Exercise brief: Without omitting anything, retype the data that follows.

"""

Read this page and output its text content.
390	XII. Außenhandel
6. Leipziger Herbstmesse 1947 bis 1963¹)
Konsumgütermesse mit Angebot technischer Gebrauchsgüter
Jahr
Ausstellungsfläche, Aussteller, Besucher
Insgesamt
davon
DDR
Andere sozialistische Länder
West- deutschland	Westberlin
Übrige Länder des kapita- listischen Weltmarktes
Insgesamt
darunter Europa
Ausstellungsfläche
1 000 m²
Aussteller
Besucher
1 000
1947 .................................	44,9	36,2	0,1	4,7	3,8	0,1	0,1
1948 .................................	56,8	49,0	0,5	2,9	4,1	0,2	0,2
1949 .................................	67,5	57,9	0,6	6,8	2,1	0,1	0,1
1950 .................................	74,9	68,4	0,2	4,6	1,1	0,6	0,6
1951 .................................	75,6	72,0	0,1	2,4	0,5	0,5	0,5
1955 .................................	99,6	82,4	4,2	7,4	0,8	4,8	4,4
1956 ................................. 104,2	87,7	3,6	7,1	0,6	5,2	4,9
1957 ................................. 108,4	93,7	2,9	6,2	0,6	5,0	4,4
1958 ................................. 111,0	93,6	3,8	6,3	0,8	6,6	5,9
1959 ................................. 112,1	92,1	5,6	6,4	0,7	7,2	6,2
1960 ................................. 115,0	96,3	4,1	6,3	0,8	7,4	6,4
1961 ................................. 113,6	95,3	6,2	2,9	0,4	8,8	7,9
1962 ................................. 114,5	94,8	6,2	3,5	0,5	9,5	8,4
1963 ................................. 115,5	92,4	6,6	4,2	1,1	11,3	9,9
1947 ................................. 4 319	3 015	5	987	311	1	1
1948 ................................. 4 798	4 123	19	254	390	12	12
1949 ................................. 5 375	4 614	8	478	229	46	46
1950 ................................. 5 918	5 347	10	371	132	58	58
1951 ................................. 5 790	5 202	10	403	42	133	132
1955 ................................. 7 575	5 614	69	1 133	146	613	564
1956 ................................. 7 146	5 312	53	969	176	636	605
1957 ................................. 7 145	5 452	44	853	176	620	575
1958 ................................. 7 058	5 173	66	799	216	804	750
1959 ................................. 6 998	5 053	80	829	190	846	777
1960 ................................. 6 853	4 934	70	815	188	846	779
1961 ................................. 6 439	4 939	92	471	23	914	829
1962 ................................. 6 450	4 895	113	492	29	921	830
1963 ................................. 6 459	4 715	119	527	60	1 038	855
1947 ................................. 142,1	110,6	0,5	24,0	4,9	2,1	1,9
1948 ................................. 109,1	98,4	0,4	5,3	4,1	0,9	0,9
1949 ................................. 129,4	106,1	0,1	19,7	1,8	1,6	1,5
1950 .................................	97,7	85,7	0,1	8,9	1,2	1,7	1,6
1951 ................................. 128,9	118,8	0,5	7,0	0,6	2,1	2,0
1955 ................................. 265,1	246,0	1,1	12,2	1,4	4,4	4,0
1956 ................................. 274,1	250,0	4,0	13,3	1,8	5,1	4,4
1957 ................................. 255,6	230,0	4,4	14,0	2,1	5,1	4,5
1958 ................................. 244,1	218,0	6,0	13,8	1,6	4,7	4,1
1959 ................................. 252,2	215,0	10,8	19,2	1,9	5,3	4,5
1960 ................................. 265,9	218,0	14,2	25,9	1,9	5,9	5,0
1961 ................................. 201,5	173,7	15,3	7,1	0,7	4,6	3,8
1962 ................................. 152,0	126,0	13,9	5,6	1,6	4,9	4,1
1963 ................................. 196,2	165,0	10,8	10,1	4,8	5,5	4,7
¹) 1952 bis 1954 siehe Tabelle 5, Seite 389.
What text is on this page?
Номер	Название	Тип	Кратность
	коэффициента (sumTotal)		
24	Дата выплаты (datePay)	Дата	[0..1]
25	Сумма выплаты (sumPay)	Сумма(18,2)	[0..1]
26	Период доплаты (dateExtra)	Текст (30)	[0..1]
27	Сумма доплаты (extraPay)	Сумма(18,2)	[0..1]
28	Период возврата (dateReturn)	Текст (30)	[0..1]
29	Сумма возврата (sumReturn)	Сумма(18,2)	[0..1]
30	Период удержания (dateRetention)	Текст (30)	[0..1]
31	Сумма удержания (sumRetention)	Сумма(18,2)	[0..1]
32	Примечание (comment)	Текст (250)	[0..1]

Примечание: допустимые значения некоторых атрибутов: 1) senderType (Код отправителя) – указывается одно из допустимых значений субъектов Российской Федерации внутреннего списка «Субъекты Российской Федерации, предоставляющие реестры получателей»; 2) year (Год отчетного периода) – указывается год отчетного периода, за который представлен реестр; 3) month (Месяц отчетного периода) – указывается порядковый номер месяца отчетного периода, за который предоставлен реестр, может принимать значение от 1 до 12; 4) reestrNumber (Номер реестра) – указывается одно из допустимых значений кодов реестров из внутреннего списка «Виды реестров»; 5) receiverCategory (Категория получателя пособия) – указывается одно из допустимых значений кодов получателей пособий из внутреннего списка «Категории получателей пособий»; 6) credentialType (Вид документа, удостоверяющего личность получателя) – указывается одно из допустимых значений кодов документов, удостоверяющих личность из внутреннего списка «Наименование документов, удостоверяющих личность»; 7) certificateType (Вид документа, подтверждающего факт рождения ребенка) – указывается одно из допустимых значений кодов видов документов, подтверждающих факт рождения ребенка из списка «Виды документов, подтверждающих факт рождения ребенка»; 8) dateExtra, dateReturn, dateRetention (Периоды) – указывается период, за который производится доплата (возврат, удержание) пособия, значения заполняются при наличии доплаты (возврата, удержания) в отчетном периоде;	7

"""

Exercise response:
Read this page and output its text content.
390	XII. Außenhandel
6. Leipziger Herbstmesse 1947 bis 1963¹)
Konsumgütermesse mit Angebot technischer Gebrauchsgüter
Jahr
Ausstellungsfläche, Aussteller, Besucher
Insgesamt
davon
DDR
Andere sozialistische Länder
West- deutschland	Westberlin
Übrige Länder des kapita- listischen Weltmarktes
Insgesamt
darunter Europa
Ausstellungsfläche
1 000 m²
Aussteller
Besucher
1 000
1947 .................................	44,9	36,2	0,1	4,7	3,8	0,1	0,1
1948 .................................	56,8	49,0	0,5	2,9	4,1	0,2	0,2
1949 .................................	67,5	57,9	0,6	6,8	2,1	0,1	0,1
1950 .................................	74,9	68,4	0,2	4,6	1,1	0,6	0,6
1951 .................................	75,6	72,0	0,1	2,4	0,5	0,5	0,5
1955 .................................	99,6	82,4	4,2	7,4	0,8	4,8	4,4
1956 ................................. 104,2	87,7	3,6	7,1	0,6	5,2	4,9
1957 ................................. 108,4	93,7	2,9	6,2	0,6	5,0	4,4
1958 ................................. 111,0	93,6	3,8	6,3	0,8	6,6	5,9
1959 ................................. 112,1	92,1	5,6	6,4	0,7	7,2	6,2
1960 ................................. 115,0	96,3	4,1	6,3	0,8	7,4	6,4
1961 ................................. 113,6	95,3	6,2	2,9	0,4	8,8	7,9
1962 ................................. 114,5	94,8	6,2	3,5	0,5	9,5	8,4
1963 ................................. 115,5	92,4	6,6	4,2	1,1	11,3	9,9
1947 ................................. 4 319	3 015	5	987	311	1	1
1948 ................................. 4 798	4 123	19	254	390	12	12
1949 ................................. 5 375	4 614	8	478	229	46	46
1950 ................................. 5 918	5 347	10	371	132	58	58
1951 ................................. 5 790	5 202	10	403	42	133	132
1955 ................................. 7 575	5 614	69	1 133	146	613	564
1956 ................................. 7 146	5 312	53	969	176	636	605
1957 ................................. 7 145	5 452	44	853	176	620	575
1958 ................................. 7 058	5 173	66	799	216	804	750
1959 ................................. 6 998	5 053	80	829	190	846	777
1960 ................................. 6 853	4 934	70	815	188	846	779
1961 ................................. 6 439	4 939	92	471	23	914	829
1962 ................................. 6 450	4 895	113	492	29	921	830
1963 ................................. 6 459	4 715	119	527	60	1 038	855
1947 ................................. 142,1	110,6	0,5	24,0	4,9	2,1	1,9
1948 ................................. 109,1	98,4	0,4	5,3	4,1	0,9	0,9
1949 ................................. 129,4	106,1	0,1	19,7	1,8	1,6	1,5
1950 .................................	97,7	85,7	0,1	8,9	1,2	1,7	1,6
1951 ................................. 128,9	118,8	0,5	7,0	0,6	2,1	2,0
1955 ................................. 265,1	246,0	1,1	12,2	1,4	4,4	4,0
1956 ................................. 274,1	250,0	4,0	13,3	1,8	5,1	4,4
1957 ................................. 255,6	230,0	4,4	14,0	2,1	5,1	4,5
1958 ................................. 244,1	218,0	6,0	13,8	1,6	4,7	4,1
1959 ................................. 252,2	215,0	10,8	19,2	1,9	5,3	4,5
1960 ................................. 265,9	218,0	14,2	25,9	1,9	5,9	5,0
1961 ................................. 201,5	173,7	15,3	7,1	0,7	4,6	3,8
1962 ................................. 152,0	126,0	13,9	5,6	1,6	4,9	4,1
1963 ................................. 196,2	165,0	10,8	10,1	4,8	5,5	4,7
¹) 1952 bis 1954 siehe Tabelle 5, Seite 389.
What text is on this page?
Номер	Название	Тип	Кратность
	коэффициента (sumTotal)		
24	Дата выплаты (datePay)	Дата	[0..1]
25	Сумма выплаты (sumPay)	Сумма(18,2)	[0..1]
26	Период доплаты (dateExtra)	Текст (30)	[0..1]
27	Сумма доплаты (extraPay)	Сумма(18,2)	[0..1]
28	Период возврата (dateReturn)	Текст (30)	[0..1]
29	Сумма возврата (sumReturn)	Сумма(18,2)	[0..1]
30	Период удержания (dateRetention)	Текст (30)	[0..1]
31	Сумма удержания (sumRetention)	Сумма(18,2)	[0..1]
32	Примечание (comment)	Текст (250)	[0..1]

Примечание: допустимые значения некоторых атрибутов: 1) senderType (Код отправителя) – указывается одно из допустимых значений субъектов Российской Федерации внутреннего списка «Субъекты Российской Федерации, предоставляющие реестры получателей»; 2) year (Год отчетного периода) – указывается год отчетного периода, за который представлен реестр; 3) month (Месяц отчетного периода) – указывается порядковый номер месяца отчетного периода, за который предоставлен реестр, может принимать значение от 1 до 12; 4) reestrNumber (Номер реестра) – указывается одно из допустимых значений кодов реестров из внутреннего списка «Виды реестров»; 5) receiverCategory (Категория получателя пособия) – указывается одно из допустимых значений кодов получателей пособий из внутреннего списка «Категории получателей пособий»; 6) credentialType (Вид документа, удостоверяющего личность получателя) – указывается одно из допустимых значений кодов документов, удостоверяющих личность из внутреннего списка «Наименование документов, удостоверяющих личность»; 7) certificateType (Вид документа, подтверждающего факт рождения ребенка) – указывается одно из допустимых значений кодов видов документов, подтверждающих факт рождения ребенка из списка «Виды документов, подтверждающих факт рождения ребенка»; 8) dateExtra, dateReturn, dateRetention (Периоды) – указывается период, за который производится доплата (возврат, удержание) пособия, значения заполняются при наличии доплаты (возврата, удержания) в отчетном периоде;	7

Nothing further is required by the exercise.